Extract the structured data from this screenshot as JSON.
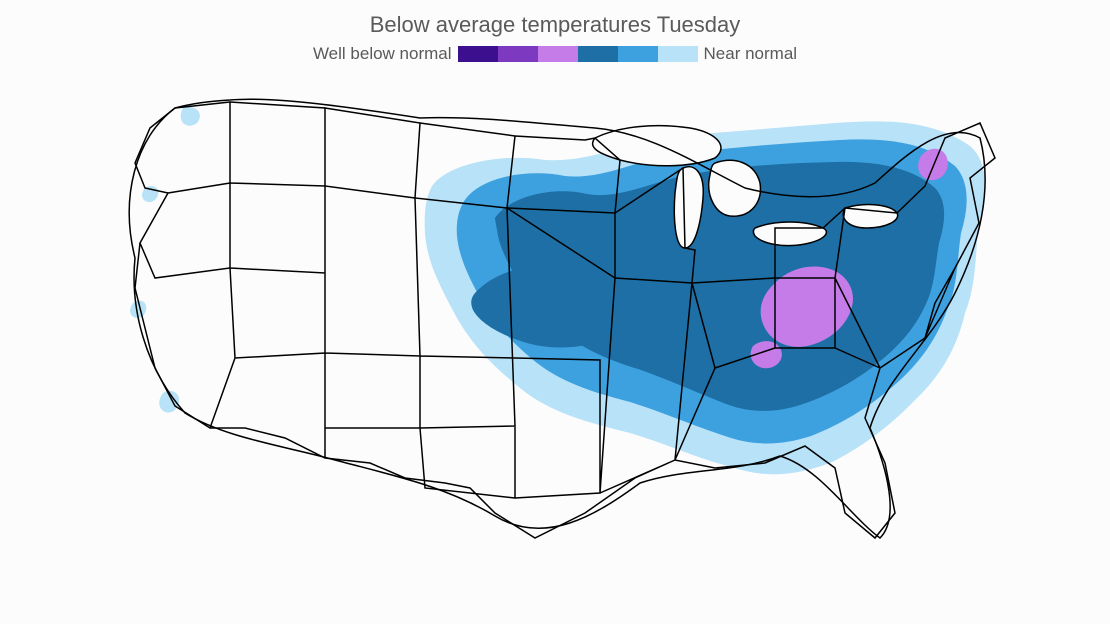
{
  "title": "Below average temperatures Tuesday",
  "legend": {
    "left_label": "Well below normal",
    "right_label": "Near normal",
    "colors": [
      {
        "name": "deep-purple",
        "hex": "#3c0f8f"
      },
      {
        "name": "purple",
        "hex": "#7d3ac1"
      },
      {
        "name": "light-purple",
        "hex": "#c57be8"
      },
      {
        "name": "dark-blue",
        "hex": "#1d6fa5"
      },
      {
        "name": "blue",
        "hex": "#3ea1df"
      },
      {
        "name": "light-blue",
        "hex": "#b8e2f8"
      }
    ]
  },
  "map": {
    "region": "Contiguous United States",
    "projection": "approximate Albers",
    "anomaly_zones": {
      "description": "Temperature anomaly bands, coldest (purple) innermost to near-normal (light blue) outermost",
      "coverage": "Great Plains, Midwest, Great Lakes, Ohio Valley, Appalachians, Mid-Atlantic, Northeast, interior Southeast",
      "coldest_pockets": [
        "West Virginia / western Virginia",
        "Vermont / New Hampshire"
      ]
    }
  }
}
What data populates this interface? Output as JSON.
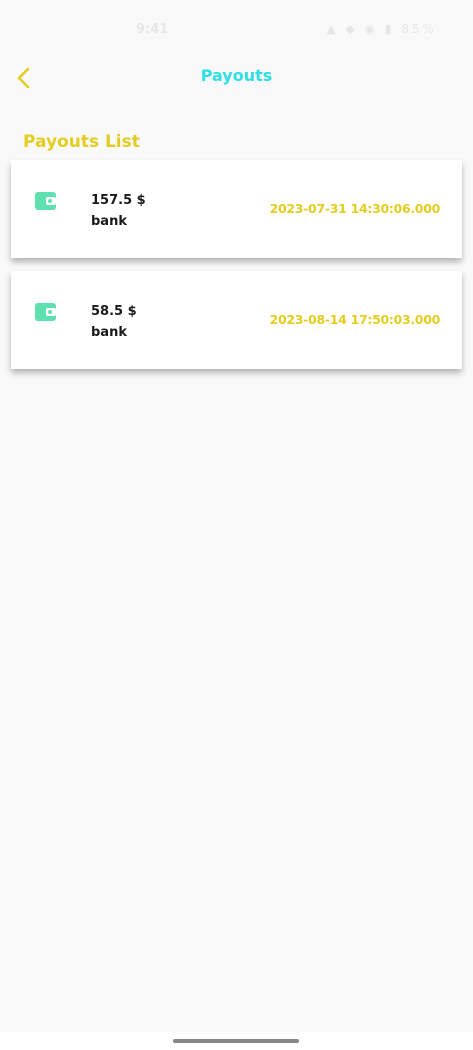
{
  "status_bar": {
    "time": "9:41",
    "icons": "▲ ◆ ◉ ▮ 85%"
  },
  "header": {
    "title": "Payouts",
    "back_icon": "chevron-left-icon"
  },
  "colors": {
    "accent_yellow": "#e4cd20",
    "title_cyan": "#2ee0e6",
    "wallet_green": "#5ee0b0"
  },
  "section": {
    "title": "Payouts List"
  },
  "payouts": [
    {
      "amount": "157.5 $",
      "method": "bank",
      "date": "2023-07-31 14:30:06.000",
      "icon": "wallet-icon"
    },
    {
      "amount": "58.5 $",
      "method": "bank",
      "date": "2023-08-14 17:50:03.000",
      "icon": "wallet-icon"
    }
  ]
}
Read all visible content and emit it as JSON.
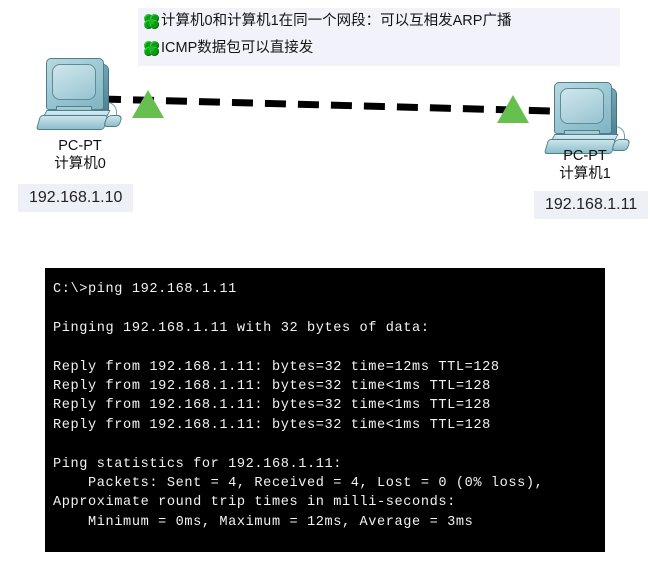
{
  "note": {
    "bullet_icon": "clover-icon",
    "lines": [
      "计算机0和计算机1在同一个网段：可以互相发ARP广播",
      "ICMP数据包可以直接发"
    ]
  },
  "topology": {
    "link_style": "dashed",
    "link_color": "#000000",
    "arrow_color": "#66bf4f",
    "devices": [
      {
        "id": "pc0",
        "model": "PC-PT",
        "name": "计算机0",
        "ip": "192.168.1.10"
      },
      {
        "id": "pc1",
        "model": "PC-PT",
        "name": "计算机1",
        "ip": "192.168.1.11"
      }
    ]
  },
  "terminal": {
    "background": "#000000",
    "foreground": "#f2f2f2",
    "prompt": "C:\\>",
    "command": "ping 192.168.1.11",
    "output": "C:\\>ping 192.168.1.11\n\nPinging 192.168.1.11 with 32 bytes of data:\n\nReply from 192.168.1.11: bytes=32 time=12ms TTL=128\nReply from 192.168.1.11: bytes=32 time<1ms TTL=128\nReply from 192.168.1.11: bytes=32 time<1ms TTL=128\nReply from 192.168.1.11: bytes=32 time<1ms TTL=128\n\nPing statistics for 192.168.1.11:\n    Packets: Sent = 4, Received = 4, Lost = 0 (0% loss),\nApproximate round trip times in milli-seconds:\n    Minimum = 0ms, Maximum = 12ms, Average = 3ms",
    "stats": {
      "target": "192.168.1.11",
      "bytes": 32,
      "sent": 4,
      "received": 4,
      "lost": 0,
      "loss_percent": "0%",
      "minimum_ms": "0ms",
      "maximum_ms": "12ms",
      "average_ms": "3ms",
      "ttl": 128,
      "times": [
        "12ms",
        "<1ms",
        "<1ms",
        "<1ms"
      ]
    }
  }
}
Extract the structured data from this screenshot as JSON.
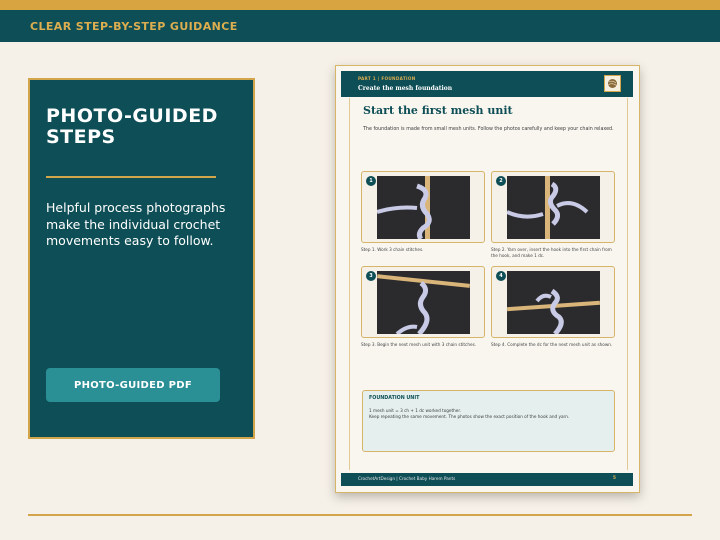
{
  "banner": {
    "label": "CLEAR STEP-BY-STEP GUIDANCE"
  },
  "left_panel": {
    "title": "PHOTO-GUIDED STEPS",
    "description": "Helpful process photographs make the individual crochet movements easy to follow.",
    "button_label": "PHOTO-GUIDED PDF"
  },
  "document": {
    "part_label": "PART 1 | FOUNDATION",
    "section_title": "Create the mesh foundation",
    "heading": "Start the first mesh unit",
    "intro": "The foundation is made from small mesh units. Follow the photos carefully and keep your chain relaxed.",
    "steps": [
      {
        "number": "1",
        "caption": "Step 1. Work 3 chain stitches."
      },
      {
        "number": "2",
        "caption": "Step 2. Yarn over, insert the hook into the first chain from the hook, and make 1 dc."
      },
      {
        "number": "3",
        "caption": "Step 3. Begin the next mesh unit with 3 chain stitches."
      },
      {
        "number": "4",
        "caption": "Step 4. Complete the dc for the next mesh unit as shown."
      }
    ],
    "info_box": {
      "title": "FOUNDATION UNIT",
      "line1": "1 mesh unit = 3 ch + 1 dc worked together.",
      "line2": "Keep repeating the same movement. The photos show the exact position of the hook and yarn."
    },
    "footer_text": "CrochetArtDesign  |  Crochet Baby Harem Pants",
    "page_number": "5"
  },
  "colors": {
    "primary": "#0e4e56",
    "accent": "#d7a441",
    "button": "#2a9096",
    "background": "#f6f1e8"
  }
}
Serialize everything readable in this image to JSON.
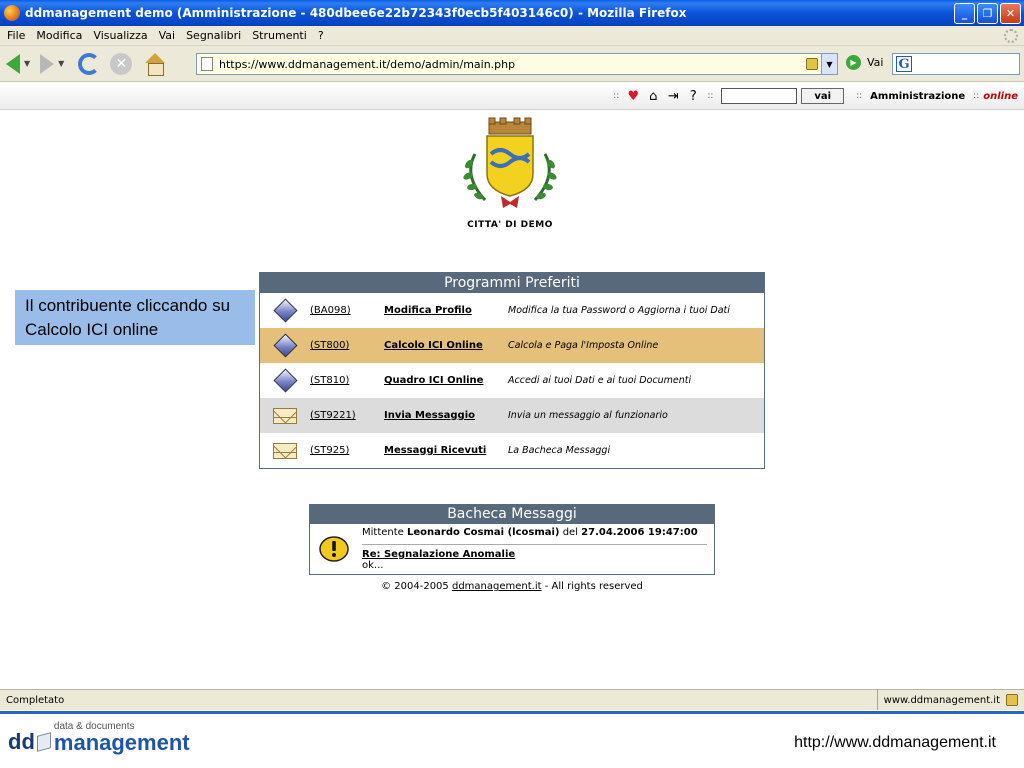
{
  "window": {
    "title": "ddmanagement demo (Amministrazione - 480dbee6e22b72343f0ecb5f403146c0) - Mozilla Firefox",
    "controls": [
      "minimize-icon",
      "restore-icon",
      "close-icon"
    ]
  },
  "menu": {
    "items": [
      "File",
      "Modifica",
      "Visualizza",
      "Vai",
      "Segnalibri",
      "Strumenti",
      "?"
    ]
  },
  "navbar": {
    "url": "https://www.ddmanagement.it/demo/admin/main.php",
    "go_label": "Vai",
    "search_value": ""
  },
  "sitebar": {
    "sep": "::",
    "search_value": "",
    "search_button": "vai",
    "section": "Amministrazione",
    "status": "online",
    "icons": [
      "heart-icon",
      "home-icon",
      "exit-icon",
      "help-icon"
    ]
  },
  "crest": {
    "caption": "CITTA' DI DEMO"
  },
  "callout": {
    "text": "Il contribuente cliccando su Calcolo ICI online"
  },
  "programmi": {
    "title": "Programmi Preferiti",
    "rows": [
      {
        "icon": "diamond-icon",
        "code": "(BA098)",
        "name": "Modifica Profilo",
        "desc": "Modifica la tua Password o Aggiorna i tuoi Dati"
      },
      {
        "icon": "diamond-icon",
        "code": "(ST800)",
        "name": "Calcolo ICI Online",
        "desc": "Calcola e Paga l'Imposta Online"
      },
      {
        "icon": "diamond-icon",
        "code": "(ST810)",
        "name": "Quadro ICI Online",
        "desc": "Accedi ai tuoi Dati e ai tuoi Documenti"
      },
      {
        "icon": "envelope-icon",
        "code": "(ST9221)",
        "name": "Invia Messaggio",
        "desc": "Invia un messaggio al funzionario"
      },
      {
        "icon": "envelope-icon",
        "code": "(ST925)",
        "name": "Messaggi Ricevuti",
        "desc": "La Bacheca Messaggi"
      }
    ],
    "highlight_color": "#e5c07a"
  },
  "bacheca": {
    "title": "Bacheca Messaggi",
    "mittente_label": "Mittente",
    "sender": "Leonardo Cosmai (lcosmai)",
    "del_label": "del",
    "datetime": "27.04.2006 19:47:00",
    "subject": "Re: Segnalazione Anomalie",
    "body": "ok..."
  },
  "copyright": {
    "prefix": "© 2004-2005",
    "link": "ddmanagement.it",
    "suffix": "- All rights reserved"
  },
  "statusbar": {
    "status": "Completato",
    "domain": "www.ddmanagement.it"
  },
  "footer": {
    "logo_dd": "dd",
    "logo_tagline": "data & documents",
    "logo_name": "management",
    "url": "http://www.ddmanagement.it"
  },
  "colors": {
    "header_bar": "#58697b",
    "callout_bg": "#99bce8",
    "online": "#c00000"
  }
}
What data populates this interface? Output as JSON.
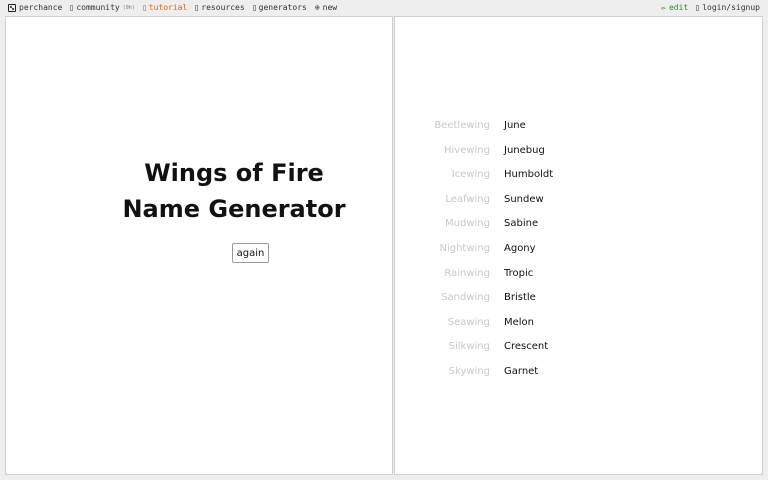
{
  "nav": {
    "site_name": "perchance",
    "community_label": "community",
    "community_badge": "(9h)",
    "tutorial_label": "tutorial",
    "resources_label": "resources",
    "generators_label": "generators",
    "new_label": "new",
    "edit_label": "edit",
    "login_label": "login/signup",
    "colors": {
      "tutorial": "#d2691e",
      "edit": "#2e8b2e"
    },
    "icons": [
      "die-icon",
      "community-icon",
      "tutorial-icon",
      "resources-icon",
      "generators-icon",
      "plus-circle-icon",
      "pencil-icon",
      "user-icon"
    ]
  },
  "main": {
    "title": "Wings of Fire Name Generator",
    "again_label": "again"
  },
  "results": [
    {
      "tribe": "Beetlewing",
      "name": "June"
    },
    {
      "tribe": "Hivewing",
      "name": "Junebug"
    },
    {
      "tribe": "Icewing",
      "name": "Humboldt"
    },
    {
      "tribe": "Leafwing",
      "name": "Sundew"
    },
    {
      "tribe": "Mudwing",
      "name": "Sabine"
    },
    {
      "tribe": "Nightwing",
      "name": "Agony"
    },
    {
      "tribe": "Rainwing",
      "name": "Tropic"
    },
    {
      "tribe": "Sandwing",
      "name": "Bristle"
    },
    {
      "tribe": "Seawing",
      "name": "Melon"
    },
    {
      "tribe": "Silkwing",
      "name": "Crescent"
    },
    {
      "tribe": "Skywing",
      "name": "Garnet"
    }
  ]
}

┄┄┄┄┄┄┄┄┄┄

Report all lines of the data that include the word "tutorial".

> _Answer to this exercise_:
    "tutorial_label": "tutorial",
      "tutorial": "#d2691e",
      "tutorial-icon",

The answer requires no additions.